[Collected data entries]
-=-=-

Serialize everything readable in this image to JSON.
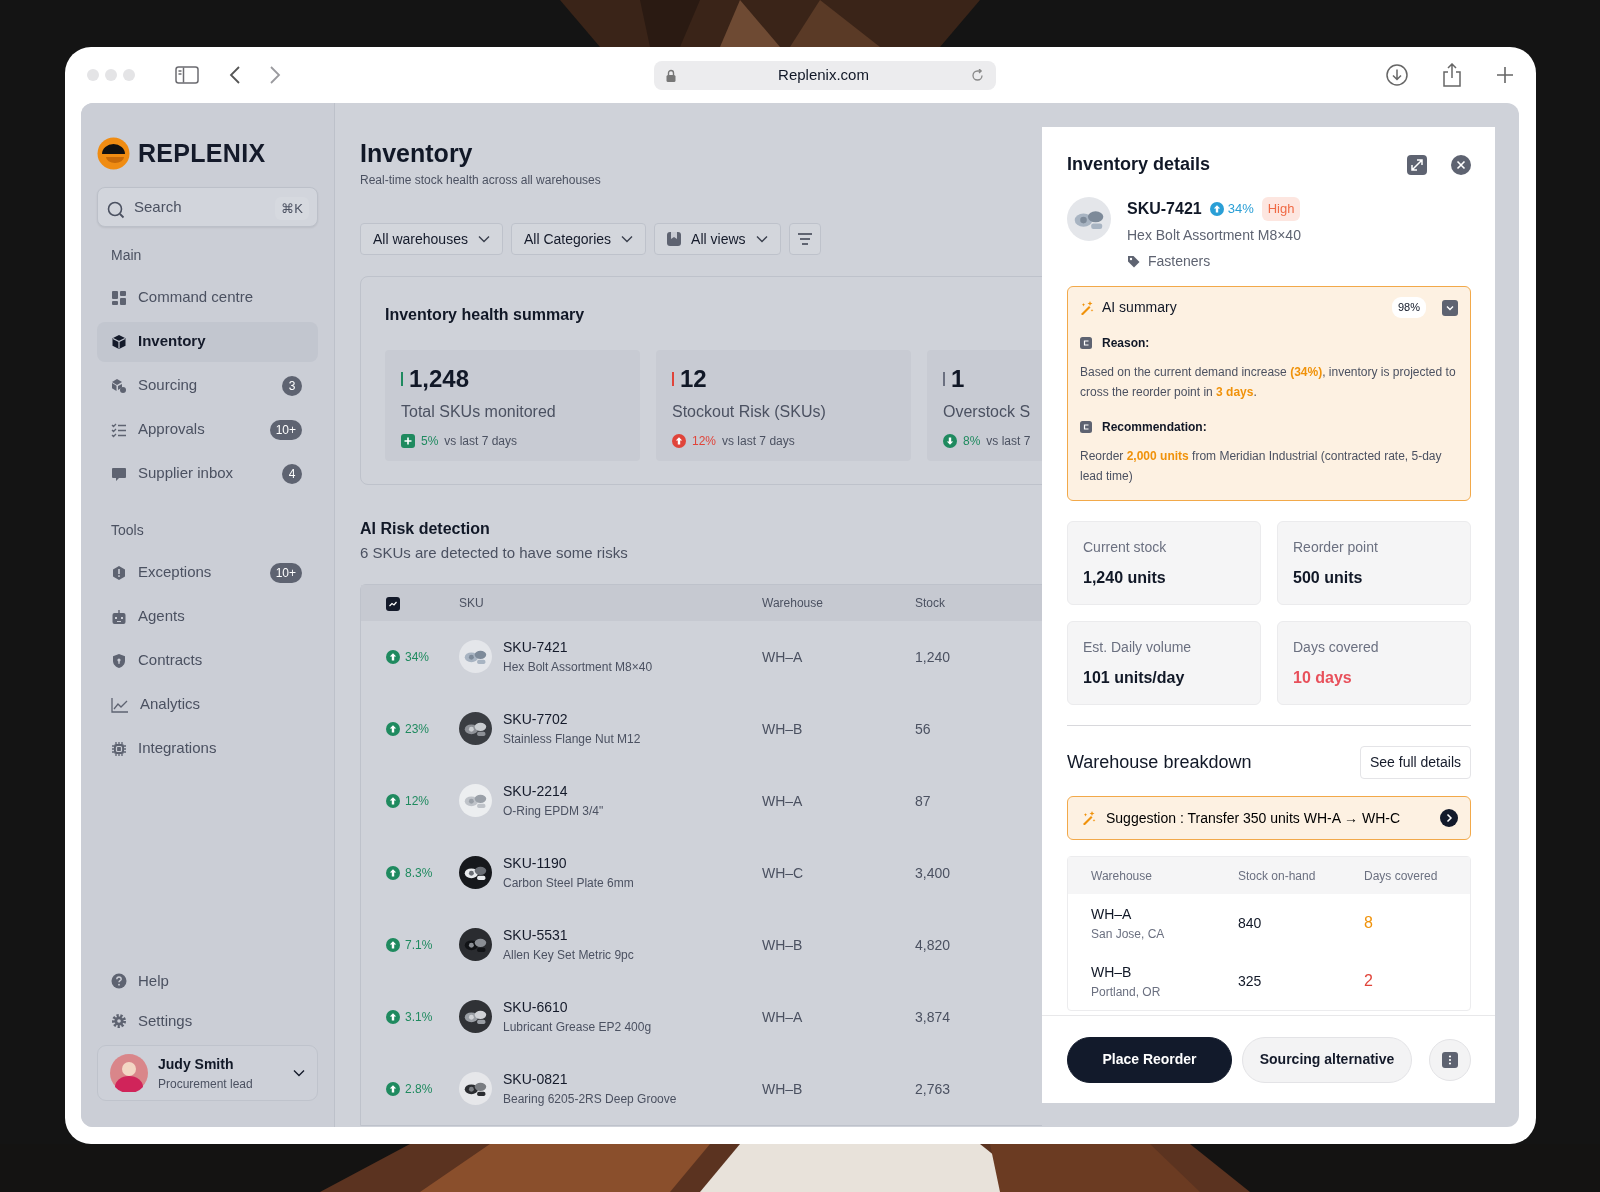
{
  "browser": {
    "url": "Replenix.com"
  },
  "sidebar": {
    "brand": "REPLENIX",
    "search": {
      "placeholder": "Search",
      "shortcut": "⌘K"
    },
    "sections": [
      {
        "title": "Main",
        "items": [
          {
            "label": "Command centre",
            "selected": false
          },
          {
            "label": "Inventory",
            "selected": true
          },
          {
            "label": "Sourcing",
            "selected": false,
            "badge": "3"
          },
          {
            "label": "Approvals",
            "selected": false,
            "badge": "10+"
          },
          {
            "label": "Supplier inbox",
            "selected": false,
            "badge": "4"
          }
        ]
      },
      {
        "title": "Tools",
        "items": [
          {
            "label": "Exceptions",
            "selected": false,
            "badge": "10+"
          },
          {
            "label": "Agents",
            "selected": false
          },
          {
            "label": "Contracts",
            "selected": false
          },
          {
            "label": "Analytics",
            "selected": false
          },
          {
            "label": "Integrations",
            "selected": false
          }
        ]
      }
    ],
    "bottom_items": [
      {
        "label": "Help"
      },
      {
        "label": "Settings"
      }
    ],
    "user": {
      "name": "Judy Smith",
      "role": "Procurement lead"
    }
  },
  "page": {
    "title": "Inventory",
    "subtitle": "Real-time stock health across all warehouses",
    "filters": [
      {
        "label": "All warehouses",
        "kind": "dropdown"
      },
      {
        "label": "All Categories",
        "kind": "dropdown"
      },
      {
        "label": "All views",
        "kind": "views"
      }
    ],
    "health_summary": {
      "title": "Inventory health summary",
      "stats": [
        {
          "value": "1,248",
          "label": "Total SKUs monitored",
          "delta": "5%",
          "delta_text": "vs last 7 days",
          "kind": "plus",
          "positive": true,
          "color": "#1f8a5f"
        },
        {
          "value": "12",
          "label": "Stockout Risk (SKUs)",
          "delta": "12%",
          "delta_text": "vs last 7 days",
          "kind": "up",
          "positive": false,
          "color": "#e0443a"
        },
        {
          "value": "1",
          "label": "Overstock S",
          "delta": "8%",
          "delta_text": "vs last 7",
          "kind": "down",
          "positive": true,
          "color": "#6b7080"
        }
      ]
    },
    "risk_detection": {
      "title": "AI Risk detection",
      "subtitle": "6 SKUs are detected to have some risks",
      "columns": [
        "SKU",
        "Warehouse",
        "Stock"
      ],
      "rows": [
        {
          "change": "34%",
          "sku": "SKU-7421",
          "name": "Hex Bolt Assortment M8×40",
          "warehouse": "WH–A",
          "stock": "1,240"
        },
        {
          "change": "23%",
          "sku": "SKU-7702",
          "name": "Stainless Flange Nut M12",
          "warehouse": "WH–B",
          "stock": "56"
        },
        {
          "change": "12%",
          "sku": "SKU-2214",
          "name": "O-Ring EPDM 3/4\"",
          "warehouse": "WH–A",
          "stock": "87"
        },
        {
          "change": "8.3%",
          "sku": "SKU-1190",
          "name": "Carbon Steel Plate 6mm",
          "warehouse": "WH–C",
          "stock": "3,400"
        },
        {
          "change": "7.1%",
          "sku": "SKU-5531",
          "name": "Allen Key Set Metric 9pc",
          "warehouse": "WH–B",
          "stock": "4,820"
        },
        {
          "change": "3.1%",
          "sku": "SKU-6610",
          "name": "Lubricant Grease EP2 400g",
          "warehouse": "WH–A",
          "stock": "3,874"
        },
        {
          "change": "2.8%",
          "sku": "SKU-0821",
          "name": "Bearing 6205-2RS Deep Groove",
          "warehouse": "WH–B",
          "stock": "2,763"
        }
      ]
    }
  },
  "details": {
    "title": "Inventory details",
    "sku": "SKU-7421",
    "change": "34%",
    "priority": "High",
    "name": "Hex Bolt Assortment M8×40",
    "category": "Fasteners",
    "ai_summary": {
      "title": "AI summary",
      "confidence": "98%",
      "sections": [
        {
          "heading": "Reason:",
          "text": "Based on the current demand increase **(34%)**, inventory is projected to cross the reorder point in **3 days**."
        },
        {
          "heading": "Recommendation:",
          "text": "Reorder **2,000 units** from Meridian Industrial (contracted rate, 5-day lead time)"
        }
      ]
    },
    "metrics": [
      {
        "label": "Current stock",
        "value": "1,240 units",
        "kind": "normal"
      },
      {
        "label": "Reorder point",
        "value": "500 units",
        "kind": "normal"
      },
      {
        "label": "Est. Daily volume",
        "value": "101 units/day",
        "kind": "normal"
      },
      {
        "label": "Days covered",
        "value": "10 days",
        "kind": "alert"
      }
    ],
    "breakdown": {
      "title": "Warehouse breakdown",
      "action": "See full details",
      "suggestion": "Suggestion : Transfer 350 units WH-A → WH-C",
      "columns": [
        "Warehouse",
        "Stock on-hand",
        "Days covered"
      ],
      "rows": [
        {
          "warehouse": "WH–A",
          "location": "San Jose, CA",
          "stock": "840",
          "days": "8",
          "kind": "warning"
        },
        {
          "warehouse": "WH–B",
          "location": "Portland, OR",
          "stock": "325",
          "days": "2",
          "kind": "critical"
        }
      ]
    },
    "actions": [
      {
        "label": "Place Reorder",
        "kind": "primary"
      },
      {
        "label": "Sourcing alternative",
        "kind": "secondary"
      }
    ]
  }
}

-=-=-

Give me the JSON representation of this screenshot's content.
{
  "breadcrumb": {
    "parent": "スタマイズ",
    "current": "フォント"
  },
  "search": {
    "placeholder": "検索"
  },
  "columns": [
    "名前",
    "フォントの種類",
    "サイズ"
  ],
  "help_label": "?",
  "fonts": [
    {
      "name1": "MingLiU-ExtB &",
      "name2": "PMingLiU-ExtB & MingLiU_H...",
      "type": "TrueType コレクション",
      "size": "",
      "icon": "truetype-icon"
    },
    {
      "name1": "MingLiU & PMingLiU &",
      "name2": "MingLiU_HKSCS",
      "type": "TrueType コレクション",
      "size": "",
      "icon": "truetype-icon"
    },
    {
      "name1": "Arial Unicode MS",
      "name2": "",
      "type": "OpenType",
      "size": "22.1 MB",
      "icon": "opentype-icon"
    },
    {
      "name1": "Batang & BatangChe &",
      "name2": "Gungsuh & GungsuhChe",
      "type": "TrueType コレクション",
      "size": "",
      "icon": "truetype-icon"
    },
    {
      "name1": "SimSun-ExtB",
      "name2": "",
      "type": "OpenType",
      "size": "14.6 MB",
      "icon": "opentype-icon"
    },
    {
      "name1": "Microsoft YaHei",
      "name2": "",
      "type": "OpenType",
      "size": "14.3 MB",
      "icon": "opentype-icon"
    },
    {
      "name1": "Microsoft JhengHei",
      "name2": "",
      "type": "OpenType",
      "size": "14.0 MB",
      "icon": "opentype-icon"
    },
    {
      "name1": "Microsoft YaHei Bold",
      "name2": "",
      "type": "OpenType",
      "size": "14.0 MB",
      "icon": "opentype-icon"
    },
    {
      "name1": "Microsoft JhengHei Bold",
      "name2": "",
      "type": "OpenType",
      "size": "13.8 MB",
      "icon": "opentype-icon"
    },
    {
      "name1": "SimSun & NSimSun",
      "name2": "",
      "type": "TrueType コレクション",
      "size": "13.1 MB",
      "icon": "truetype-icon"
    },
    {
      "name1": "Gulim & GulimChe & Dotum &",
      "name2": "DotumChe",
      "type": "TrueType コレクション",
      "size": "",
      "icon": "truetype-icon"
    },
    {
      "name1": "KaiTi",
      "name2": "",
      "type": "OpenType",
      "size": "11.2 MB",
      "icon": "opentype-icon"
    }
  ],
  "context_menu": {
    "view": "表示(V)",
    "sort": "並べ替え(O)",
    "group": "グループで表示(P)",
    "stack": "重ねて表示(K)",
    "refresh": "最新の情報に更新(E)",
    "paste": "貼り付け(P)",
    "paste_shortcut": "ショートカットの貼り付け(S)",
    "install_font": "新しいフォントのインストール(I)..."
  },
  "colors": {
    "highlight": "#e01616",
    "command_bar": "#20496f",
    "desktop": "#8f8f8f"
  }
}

-=-=-

▶ [What to work on]: Count the lines above in which the word "warehouses" appears, then state only that count.

▶ [Written solution]: 2